Recast the records as a Markdown table with the columns Row and Entry, numbering each line and leaving out blank lines. Begin at the first line of the records and stop after the line that contains "y-tick-label: 150%: [14, 78, 42, 90]".

**Coordinate annotation records**
***

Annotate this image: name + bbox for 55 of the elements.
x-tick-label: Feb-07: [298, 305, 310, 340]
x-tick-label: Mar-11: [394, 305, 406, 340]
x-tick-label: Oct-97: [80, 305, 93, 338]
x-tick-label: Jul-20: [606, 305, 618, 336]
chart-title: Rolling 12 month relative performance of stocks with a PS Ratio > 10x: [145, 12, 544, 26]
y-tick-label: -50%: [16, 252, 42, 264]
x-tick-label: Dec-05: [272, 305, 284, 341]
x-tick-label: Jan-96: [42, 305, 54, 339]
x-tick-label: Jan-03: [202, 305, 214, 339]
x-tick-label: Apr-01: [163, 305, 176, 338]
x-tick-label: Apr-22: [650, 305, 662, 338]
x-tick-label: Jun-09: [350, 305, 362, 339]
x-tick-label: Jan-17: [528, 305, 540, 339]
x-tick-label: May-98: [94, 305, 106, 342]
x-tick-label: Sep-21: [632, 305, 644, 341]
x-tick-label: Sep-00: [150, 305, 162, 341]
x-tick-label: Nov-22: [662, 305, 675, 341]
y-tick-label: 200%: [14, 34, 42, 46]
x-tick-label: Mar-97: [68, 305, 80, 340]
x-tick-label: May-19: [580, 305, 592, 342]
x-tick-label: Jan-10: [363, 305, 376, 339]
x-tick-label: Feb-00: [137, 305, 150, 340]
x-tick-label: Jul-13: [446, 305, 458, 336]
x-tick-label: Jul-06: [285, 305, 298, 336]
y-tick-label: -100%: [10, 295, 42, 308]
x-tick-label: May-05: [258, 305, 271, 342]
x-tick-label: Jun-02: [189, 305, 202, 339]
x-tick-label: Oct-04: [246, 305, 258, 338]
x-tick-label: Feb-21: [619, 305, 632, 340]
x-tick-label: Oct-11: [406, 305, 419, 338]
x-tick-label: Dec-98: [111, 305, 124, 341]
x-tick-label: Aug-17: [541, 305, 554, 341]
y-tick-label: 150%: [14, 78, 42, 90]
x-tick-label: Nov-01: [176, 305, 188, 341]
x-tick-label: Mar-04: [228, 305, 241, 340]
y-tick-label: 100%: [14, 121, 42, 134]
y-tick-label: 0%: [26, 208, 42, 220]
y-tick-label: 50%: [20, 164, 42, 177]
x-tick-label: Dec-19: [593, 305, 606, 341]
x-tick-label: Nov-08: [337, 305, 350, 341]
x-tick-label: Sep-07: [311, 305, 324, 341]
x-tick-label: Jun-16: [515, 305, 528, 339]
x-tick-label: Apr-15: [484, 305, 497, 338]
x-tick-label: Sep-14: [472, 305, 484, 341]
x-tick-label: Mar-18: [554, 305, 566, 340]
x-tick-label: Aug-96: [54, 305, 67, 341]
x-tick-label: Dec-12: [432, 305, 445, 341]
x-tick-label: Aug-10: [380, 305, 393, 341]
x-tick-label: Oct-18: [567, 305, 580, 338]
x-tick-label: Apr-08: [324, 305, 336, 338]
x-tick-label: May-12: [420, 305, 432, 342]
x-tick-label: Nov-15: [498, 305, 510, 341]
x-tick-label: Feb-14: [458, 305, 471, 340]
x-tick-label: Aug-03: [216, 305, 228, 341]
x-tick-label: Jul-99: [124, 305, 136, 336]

***

**Result of the exercise**
| Row | Entry |
|---|---|
| 1 | Annotate this image: name + bbox for 55 of the elements. |
| 2 | x-tick-label: Feb-07: [298, 305, 310, 340] |
| 3 | x-tick-label: Mar-11: [394, 305, 406, 340] |
| 4 | x-tick-label: Oct-97: [80, 305, 93, 338] |
| 5 | x-tick-label: Jul-20: [606, 305, 618, 336] |
| 6 | chart-title: Rolling 12 month relative performance of stocks with a PS Ratio > 10x: [145, 12, 544, 26] |
| 7 | y-tick-label: -50%: [16, 252, 42, 264] |
| 8 | x-tick-label: Dec-05: [272, 305, 284, 341] |
| 9 | x-tick-label: Jan-96: [42, 305, 54, 339] |
| 10 | x-tick-label: Jan-03: [202, 305, 214, 339] |
| 11 | x-tick-label: Apr-01: [163, 305, 176, 338] |
| 12 | x-tick-label: Apr-22: [650, 305, 662, 338] |
| 13 | x-tick-label: Jun-09: [350, 305, 362, 339] |
| 14 | x-tick-label: Jan-17: [528, 305, 540, 339] |
| 15 | x-tick-label: May-98: [94, 305, 106, 342] |
| 16 | x-tick-label: Sep-21: [632, 305, 644, 341] |
| 17 | x-tick-label: Sep-00: [150, 305, 162, 341] |
| 18 | x-tick-label: Nov-22: [662, 305, 675, 341] |
| 19 | y-tick-label: 200%: [14, 34, 42, 46] |
| 20 | x-tick-label: Mar-97: [68, 305, 80, 340] |
| 21 | x-tick-label: May-19: [580, 305, 592, 342] |
| 22 | x-tick-label: Jan-10: [363, 305, 376, 339] |
| 23 | x-tick-label: Feb-00: [137, 305, 150, 340] |
| 24 | x-tick-label: Jul-13: [446, 305, 458, 336] |
| 25 | x-tick-label: Jul-06: [285, 305, 298, 336] |
| 26 | y-tick-label: -100%: [10, 295, 42, 308] |
| 27 | x-tick-label: May-05: [258, 305, 271, 342] |
| 28 | x-tick-label: Jun-02: [189, 305, 202, 339] |
| 29 | x-tick-label: Oct-04: [246, 305, 258, 338] |
| 30 | x-tick-label: Feb-21: [619, 305, 632, 340] |
| 31 | x-tick-label: Oct-11: [406, 305, 419, 338] |
| 32 | x-tick-label: Dec-98: [111, 305, 124, 341] |
| 33 | x-tick-label: Aug-17: [541, 305, 554, 341] |
| 34 | y-tick-label: 150%: [14, 78, 42, 90] |